**EXERCISE TASK**
Every line below that holds the string "These" should be copied out.

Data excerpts
▬▬▬▬▬▬▬▬▬▬
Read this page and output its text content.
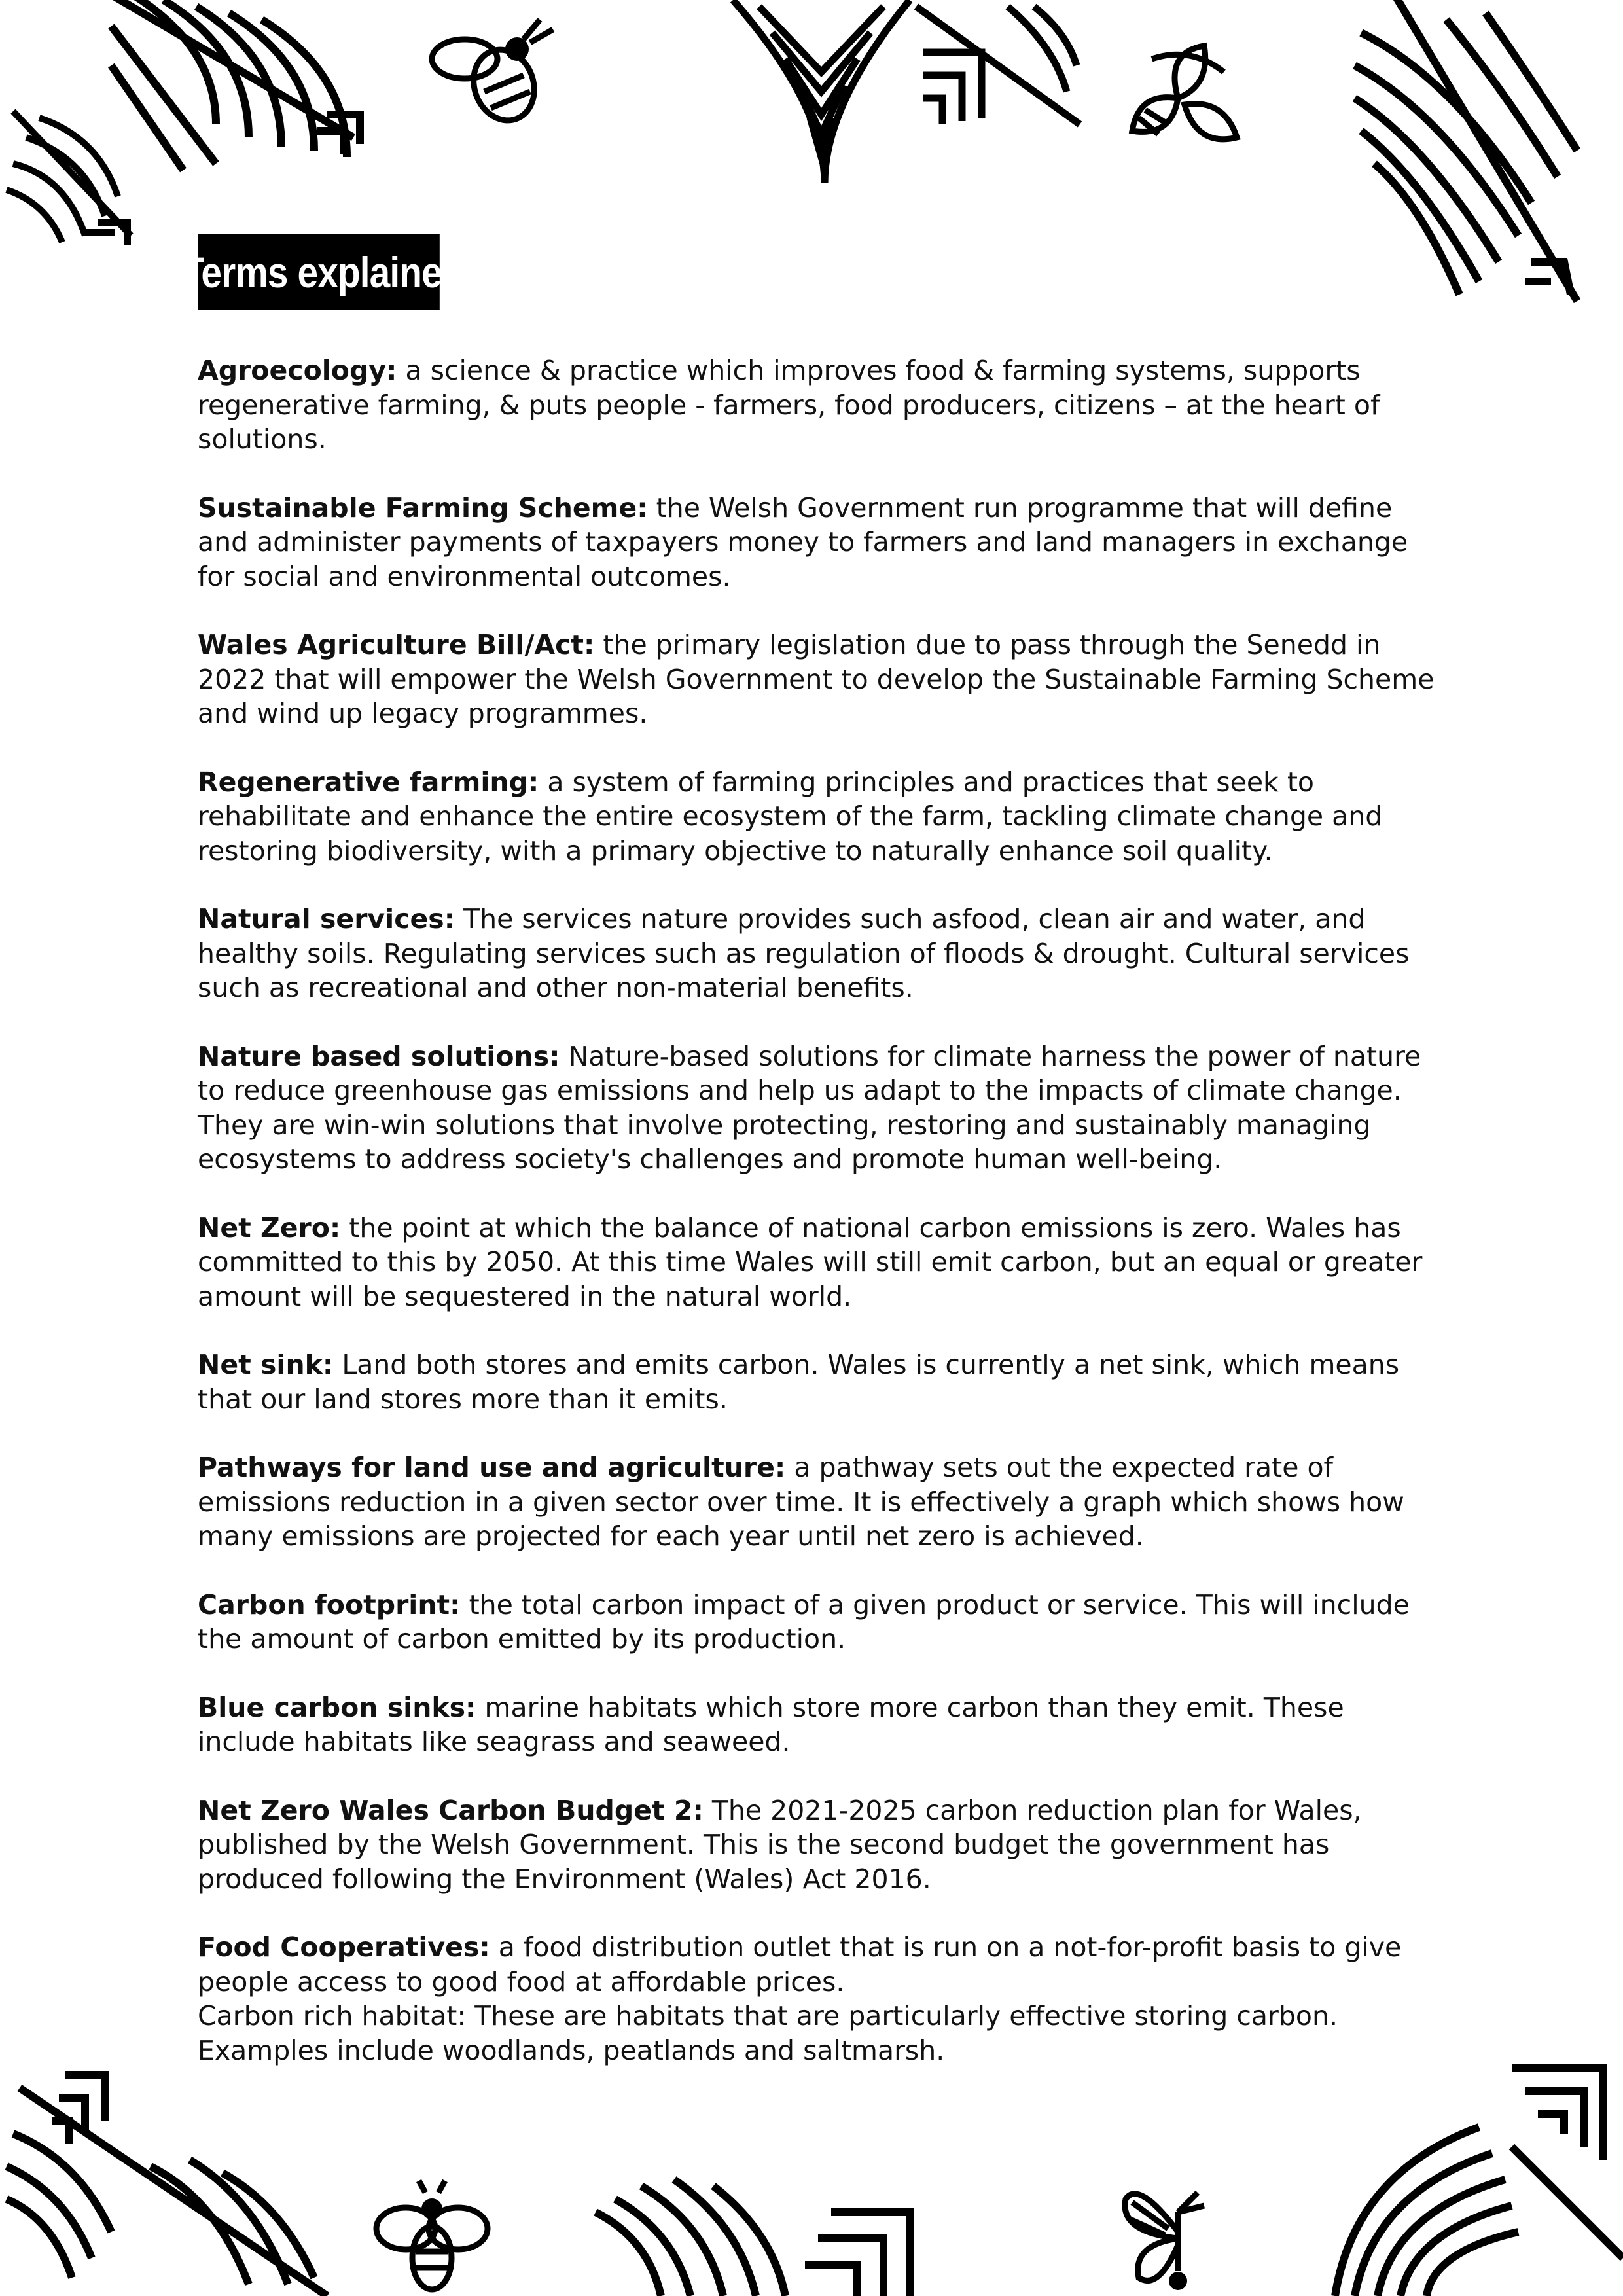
Terms explainer

Agroecology: a science & practice which improves food & farming systems, supports regenerative farming, & puts people - farmers, food producers, citizens – at the heart of solutions.

Sustainable Farming Scheme: the Welsh Government run programme that will define and administer payments of taxpayers money to farmers and land managers in exchange for social and environmental outcomes.

Wales Agriculture Bill/Act: the primary legislation due to pass through the Senedd in 2022 that will empower the Welsh Government to develop the Sustainable Farming Scheme and wind up legacy programmes.

Regenerative farming: a system of farming principles and practices that seek to rehabilitate and enhance the entire ecosystem of the farm, tackling climate change and restoring biodiversity, with a primary objective to naturally enhance soil quality.

Natural services: The services nature provides such asfood, clean air and water, and healthy soils. Regulating services such as regulation of floods & drought. Cultural services such as recreational and other non-material benefits.

Nature based solutions: Nature-based solutions for climate harness the power of nature to reduce greenhouse gas emissions and help us adapt to the impacts of climate change. They are win-win solutions that involve protecting, restoring and sustainably managing ecosystems to address society's challenges and promote human well-being.

Net Zero: the point at which the balance of national carbon emissions is zero. Wales has committed to this by 2050. At this time Wales will still emit carbon, but an equal or greater amount will be sequestered in the natural world.

Net sink: Land both stores and emits carbon. Wales is currently a net sink, which means that our land stores more than it emits.

Pathways for land use and agriculture: a pathway sets out the expected rate of emissions reduction in a given sector over time. It is effectively a graph which shows how many emissions are projected for each year until net zero is achieved.

Carbon footprint: the total carbon impact of a given product or service. This will include the amount of carbon emitted by its production.

Blue carbon sinks: marine habitats which store more carbon than they emit. These include habitats like seagrass and seaweed.

Net Zero Wales Carbon Budget 2: The 2021-2025 carbon reduction plan for Wales, published by the Welsh Government. This is the second budget the government has produced following the Environment (Wales) Act 2016.

Food Cooperatives: a food distribution outlet that is run on a not-for-profit basis to give people access to good food at affordable prices.
Carbon rich habitat: These are habitats that are particularly effective storing carbon. Examples include woodlands, peatlands and saltmarsh.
▬▬▬▬▬▬▬▬▬▬
**SOLUTION BELOW**
Blue carbon sinks: marine habitats which store more carbon than they emit. These include habitats like seagrass and seaweed.
Carbon rich habitat: These are habitats that are particularly effective storing carbon. Examples include woodlands, peatlands and saltmarsh.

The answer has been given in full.